* **TASK REQUIREMENTS**
Go through the data below. Pull out every line that has the word "PLACÓWKI".

* **RECORD EXCERPTS**
========
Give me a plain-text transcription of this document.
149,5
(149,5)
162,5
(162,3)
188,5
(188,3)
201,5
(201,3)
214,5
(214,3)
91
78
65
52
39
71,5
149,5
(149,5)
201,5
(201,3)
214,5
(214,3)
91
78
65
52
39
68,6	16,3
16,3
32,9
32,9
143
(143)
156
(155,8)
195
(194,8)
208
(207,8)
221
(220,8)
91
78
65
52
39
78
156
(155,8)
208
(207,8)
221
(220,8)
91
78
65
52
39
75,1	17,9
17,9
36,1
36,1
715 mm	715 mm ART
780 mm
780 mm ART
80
========
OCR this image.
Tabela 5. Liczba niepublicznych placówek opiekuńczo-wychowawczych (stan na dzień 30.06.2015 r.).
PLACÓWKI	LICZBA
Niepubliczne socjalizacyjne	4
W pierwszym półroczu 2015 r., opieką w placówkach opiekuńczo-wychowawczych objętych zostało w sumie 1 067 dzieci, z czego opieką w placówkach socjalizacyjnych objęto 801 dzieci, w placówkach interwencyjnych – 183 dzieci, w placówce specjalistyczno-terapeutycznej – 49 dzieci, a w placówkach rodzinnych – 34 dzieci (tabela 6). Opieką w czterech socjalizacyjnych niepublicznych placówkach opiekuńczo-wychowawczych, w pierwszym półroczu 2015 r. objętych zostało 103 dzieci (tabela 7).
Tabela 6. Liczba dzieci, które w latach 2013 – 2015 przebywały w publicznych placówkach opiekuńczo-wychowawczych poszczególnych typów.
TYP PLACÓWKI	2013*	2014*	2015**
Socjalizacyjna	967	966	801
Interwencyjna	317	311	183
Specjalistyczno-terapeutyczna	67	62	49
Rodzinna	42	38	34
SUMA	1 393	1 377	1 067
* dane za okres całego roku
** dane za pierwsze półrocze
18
========
* **SOLUTION TO THIS EXERCISE**
PLACÓWKI	LICZBA
TYP PLACÓWKI	2013*	2014*	2015**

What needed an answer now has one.